▶ [Exercise instructions]
List all lines in the material below that contain "this".

[Items listed in a dataset]
* * * * * * * * *

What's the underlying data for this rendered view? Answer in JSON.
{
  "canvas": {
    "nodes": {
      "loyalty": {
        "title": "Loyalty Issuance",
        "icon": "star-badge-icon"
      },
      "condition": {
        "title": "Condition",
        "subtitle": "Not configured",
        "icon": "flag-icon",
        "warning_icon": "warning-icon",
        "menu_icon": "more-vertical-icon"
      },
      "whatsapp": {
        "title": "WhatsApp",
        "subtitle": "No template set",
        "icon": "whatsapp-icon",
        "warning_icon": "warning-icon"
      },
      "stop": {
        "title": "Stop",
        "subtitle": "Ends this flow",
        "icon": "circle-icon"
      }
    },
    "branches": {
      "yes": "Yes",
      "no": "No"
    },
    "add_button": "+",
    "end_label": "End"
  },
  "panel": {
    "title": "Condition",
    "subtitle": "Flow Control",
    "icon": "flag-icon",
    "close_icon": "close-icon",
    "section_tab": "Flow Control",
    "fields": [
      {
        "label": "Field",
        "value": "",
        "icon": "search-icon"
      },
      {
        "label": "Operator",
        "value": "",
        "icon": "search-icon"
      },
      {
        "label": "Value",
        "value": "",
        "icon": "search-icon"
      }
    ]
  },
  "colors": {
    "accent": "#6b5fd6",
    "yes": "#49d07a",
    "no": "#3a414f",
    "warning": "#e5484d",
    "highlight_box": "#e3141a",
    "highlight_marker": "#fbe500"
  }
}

* * * * * * * * *

▶ [The result]
What's the underlying data for this rendered view? Answer in JSON.
        "subtitle": "Ends this flow",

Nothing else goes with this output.